Instruções do exercício →
A: Indique se cada afirmação concorda com a entrevista com Ronaldo. Responda sim ou não e cite as palavras da entrevista que decidem: (i) Ronaldo tinha 31 anos. (ii) Ronaldo está no grupo desde 2004. (iii) O grupo começou o projeto antes de receber o fomento.
B: Responda, com base na entrevista com Ronaldo:
(i) Que peça o grupo estava criando quando Ronaldo entrou?
(ii) Quem o grupo convidou depois que os dois atores anteriores não puderam aceitar?
(iii) Com quem Ronaldo voltou a morar depois que a irmã casou?
C: Prossiga a entrevista com Ronaldo a partir da última fala apresentada.

Trecho selecionado →
P/2 – Que idade você tinha, Ronaldo?
R – Eu tinha 31. Eu já tinha morado fora no Rio, com amigos, voltado pra casa. Minha irmã casou, minha mãe ficou sozinha, aí eu voltei pra ficar com ela. Mas, assim, depois que eu vim pra cá, de fato foi uma ruptura, porque eu nunca mais voltei, pelo menos até então.
P/2 – E você ficou depois com o grupo até hoje?
R – Até hoje. Desde 2004, são 13 anos.
P/2 – Treze anos.
R – É.
P/1 – E quando você entrou no grupo, tava no processo de fazer outra peça?
R – O Hygiene. É. No início. A gente criou junto o projeto, ganhou fomento e criou a peça. A formação dos meninos que entraram, entraram todos juntos, uma diferença de, sei lá, dois meses. Porque eles me convidaram, convidaram mais dois atores, e esses dois atores não puderam, por outros motivos. E aí eles convidaram o Rodolfo e o Paulo. A gente começou a trabalhar junto, mas tem uma diferença muito mínima de convite só.
P/2 – Ronaldo, e começar nesse grupo, vocês começaram o projeto, ainda não tinha vindo o recurso financeiro?
R – Veio. Veio.
P/2 – Ah, já tinha.
R – A gente começou já com o fomento. A gente mandou o fomento, ganhou e começou.

Amostras de dados →

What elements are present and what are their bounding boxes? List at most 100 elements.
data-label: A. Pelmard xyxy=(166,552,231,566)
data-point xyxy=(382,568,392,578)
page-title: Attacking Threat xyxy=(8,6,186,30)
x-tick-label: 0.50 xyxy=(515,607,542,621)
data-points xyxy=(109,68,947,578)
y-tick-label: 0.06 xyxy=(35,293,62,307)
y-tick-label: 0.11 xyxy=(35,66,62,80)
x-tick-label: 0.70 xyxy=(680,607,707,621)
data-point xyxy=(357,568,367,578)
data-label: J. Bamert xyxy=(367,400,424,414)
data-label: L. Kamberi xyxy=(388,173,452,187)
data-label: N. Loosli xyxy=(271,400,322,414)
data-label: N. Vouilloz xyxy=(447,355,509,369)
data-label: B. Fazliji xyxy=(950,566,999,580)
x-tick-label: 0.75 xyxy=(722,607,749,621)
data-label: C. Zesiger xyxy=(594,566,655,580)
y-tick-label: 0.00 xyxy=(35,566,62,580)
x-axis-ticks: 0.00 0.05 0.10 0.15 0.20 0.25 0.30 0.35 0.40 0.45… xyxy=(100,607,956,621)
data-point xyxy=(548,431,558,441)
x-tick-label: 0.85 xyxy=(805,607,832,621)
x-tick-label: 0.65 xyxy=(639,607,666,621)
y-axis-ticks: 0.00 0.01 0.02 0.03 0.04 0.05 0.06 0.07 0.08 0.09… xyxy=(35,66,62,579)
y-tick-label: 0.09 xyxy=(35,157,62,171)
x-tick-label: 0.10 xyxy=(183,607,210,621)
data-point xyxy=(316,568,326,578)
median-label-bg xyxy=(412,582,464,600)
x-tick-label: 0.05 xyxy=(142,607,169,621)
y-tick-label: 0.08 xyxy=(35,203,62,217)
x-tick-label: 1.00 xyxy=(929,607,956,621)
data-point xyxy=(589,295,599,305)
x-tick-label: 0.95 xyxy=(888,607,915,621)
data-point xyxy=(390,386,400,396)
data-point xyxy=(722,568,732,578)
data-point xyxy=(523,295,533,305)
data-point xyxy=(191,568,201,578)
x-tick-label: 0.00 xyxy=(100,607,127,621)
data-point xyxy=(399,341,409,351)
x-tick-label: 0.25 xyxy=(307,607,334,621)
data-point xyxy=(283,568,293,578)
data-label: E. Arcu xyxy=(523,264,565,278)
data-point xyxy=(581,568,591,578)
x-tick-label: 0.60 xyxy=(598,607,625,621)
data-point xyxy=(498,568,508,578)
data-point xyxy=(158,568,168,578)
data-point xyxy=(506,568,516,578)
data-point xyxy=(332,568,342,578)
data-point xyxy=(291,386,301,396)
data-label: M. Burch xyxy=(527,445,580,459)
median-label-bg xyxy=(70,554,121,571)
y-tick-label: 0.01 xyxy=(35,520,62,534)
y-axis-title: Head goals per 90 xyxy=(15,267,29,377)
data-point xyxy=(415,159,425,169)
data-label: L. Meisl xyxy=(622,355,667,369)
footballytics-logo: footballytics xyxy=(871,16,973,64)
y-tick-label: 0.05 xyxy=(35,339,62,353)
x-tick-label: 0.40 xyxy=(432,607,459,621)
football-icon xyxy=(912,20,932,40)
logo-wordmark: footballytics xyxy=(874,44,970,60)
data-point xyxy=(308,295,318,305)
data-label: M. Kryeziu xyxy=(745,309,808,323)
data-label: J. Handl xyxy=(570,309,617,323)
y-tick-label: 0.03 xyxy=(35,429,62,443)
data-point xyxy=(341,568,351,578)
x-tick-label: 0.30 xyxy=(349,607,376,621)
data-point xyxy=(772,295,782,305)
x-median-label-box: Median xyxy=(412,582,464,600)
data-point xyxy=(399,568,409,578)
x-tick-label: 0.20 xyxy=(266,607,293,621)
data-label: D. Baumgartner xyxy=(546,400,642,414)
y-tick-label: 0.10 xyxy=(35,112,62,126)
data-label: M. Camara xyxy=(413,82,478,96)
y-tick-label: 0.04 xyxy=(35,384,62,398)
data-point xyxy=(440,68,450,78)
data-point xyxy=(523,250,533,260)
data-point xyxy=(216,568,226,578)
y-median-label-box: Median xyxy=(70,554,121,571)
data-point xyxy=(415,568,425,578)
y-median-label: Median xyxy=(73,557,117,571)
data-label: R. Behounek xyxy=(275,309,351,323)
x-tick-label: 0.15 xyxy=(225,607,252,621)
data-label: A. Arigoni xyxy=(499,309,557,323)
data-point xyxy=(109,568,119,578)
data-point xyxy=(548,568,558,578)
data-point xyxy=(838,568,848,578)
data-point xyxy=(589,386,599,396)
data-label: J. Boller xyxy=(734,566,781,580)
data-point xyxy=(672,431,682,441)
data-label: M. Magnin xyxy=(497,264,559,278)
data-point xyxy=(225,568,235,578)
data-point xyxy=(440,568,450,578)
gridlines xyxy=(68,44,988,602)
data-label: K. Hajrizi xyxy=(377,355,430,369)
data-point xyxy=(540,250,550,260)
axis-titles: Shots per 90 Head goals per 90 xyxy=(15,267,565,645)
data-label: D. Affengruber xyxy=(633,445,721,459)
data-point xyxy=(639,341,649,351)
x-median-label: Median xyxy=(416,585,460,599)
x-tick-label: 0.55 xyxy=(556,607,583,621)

Respostas do exercício →
A:
(i) Sim: "Eu tinha 31."
(ii) Sim: "Desde 2004, são 13 anos."
(iii) Não: "A gente começou já com o fomento."

B:
(i) O Hygiene.
(ii) O Rodolfo e o Paulo.
(iii) Com a mãe.

C:
P/2 – E nesse grupo, apesar de você já ter convivido, já tava convivendo há um ano praticamente, o que você podia dizer, assim, caracterizar esse grupo? Que era diferente do que você tava?
R – Sim.
P/2 – O que foi assim: “Ah, eu tô agora nesse grupo, funciona de outro jeito”. Descreva pra gente.
R – Eu acho que a coisa mais forte era a não hierarquização no processo e no cotidiano de trabalho. Eu vinha de um grupo que era muito hierarquizado, tinha uma figura da direção, que era essa pessoa que, vamos dizer, tomava as decisões, claro que nunca de uma maneira absolutamente autoritária, não era isso, mas eram muito nítidas as diferentes funções. E essa hierarquização mesmo, quer dizer, eu era ator, então havia algumas decisões que eu não participava, como uma feitura de orçamento, ou definir quanto cada um vai ganhar no projeto, isso era uma coisa que era feita pela diretora e a produtora e nos era comunicado. A gente podia questionar ou não, isso podia gerar ou não determinado clima, mas de fato isso acontecia. E mesmo no próprio processo artístico existia funções diferentes, então tinha a dramaturgia, que vinha, chegava, a gente lia, então era um processo mais hierárquico de trabalho, mais clássico. O XIX já se colocou de uma maneira diferente desde sempre, que era não hierarquização das funções. Todos nós decidíamos tudo juntos, desde a feitura do projeto, todo mundo ganhava a mesma coisa e ganha mesma coisa até hoje, não existe uma diferenciação.
P/2 – E nem de função?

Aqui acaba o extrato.